Start of EXCERPT

The Prime Minister is supposed to be a great economist, but this is not fiscal management; this is a fiscal failure. What is the Liberal government's response? It is to have more spending and more borrowing. The worst part is the clever accounting tricks Liberals have played to distract Canadians from their disastrous spending.

According to the Parliamentary Budget Officer, by trying to separate operational spending from capital investments, the Liberals have expanded the definition so far that they have included about 94 billion dollars' worth of spending that does not actually count as investment. This means that the generational investments that Liberals have been sloganizing are actually 30% lower than advertised. Worse yet, according to the PBO's definition, the day-to-day operating balance after their new budget would still be in a deficit position.

The Liberals continue to act as though they can bend economic reality to their will, as though deficits do not matter, as though inflation cannot rise and as though the PBO is not highlighting their economic sleight of hand. Well, deficits do matter. Debt does matter, and ignoring the warnings of the Parliamentary Budget Officer is not leadership; it is irresponsible and dangerous.

Second, the budget sacrifices and mortgages young Canadians. Every dollar borrowed today must be repaid with interest by the generations that follow us, yet the government continues to destroy young people with higher future taxes, higher interest costs and fewer dollars available for things they actually rely on. When he tabled the budget, the Minister of Finance said, “To the youth, this budget was made for you”. How exactly does forcing young people to pay for government deficits and soaring debt help them? The budget does nothing for the youth today, but they will be forced to pay off all the government's overspending tomorrow. Young people between the ages of 15 and 24, who are just graduating, are facing the highest unemployment rate the country has seen in decades.

According to an article, an economic policy professor from the University of Toronto said that we are “teetering on the edge of a recession”, which will “have a disproportionate impact on young people.” The youth are usually the first and hardest hit when economic conditions are weak. Beyond the job market, young Canadians are trying to enter a housing market that is completely out of reach.

Youth are watching their friends move back home, delaying starting families or leaving the country altogether to search for opportunity. They are not choosing these things but being pushed into them by government policies that have made life unaffordable. Today's youth are already facing a housing crisis, an impossible-to-enter job market and high living costs. Now the Liberals are saying not to worry; on top of all that, they get to pay for the Liberals' overspending for decades to come.

Conservatives refuse to accept that. We believe the government should leave the next generation stronger, not burdened under a weight they did not choose.

Third, the budget explodes bureaucracy instead of producing results. The cost of the federal bureaucracy has increased by 80% since 2015, growing by $6 billion just last year. Canadians are not asking for more agencies or more layers of red tape; they are asking for results that actually make their lives better.

End of EXCERPT

List everything the excerpt on the budget says today's youth are already facing.

Start of DATA LINES

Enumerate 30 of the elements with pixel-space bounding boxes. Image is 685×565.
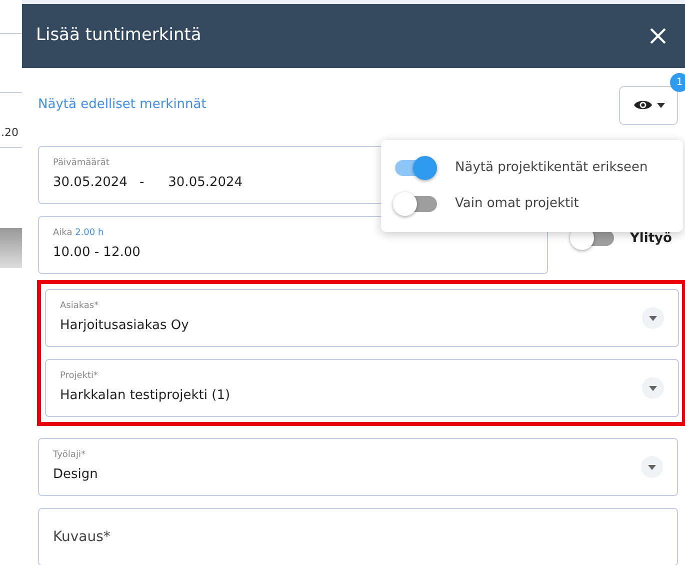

End of DATA LINES

SOLVED PROBLEM -
- a housing crisis
- an impossible-to-enter job market
- high living costs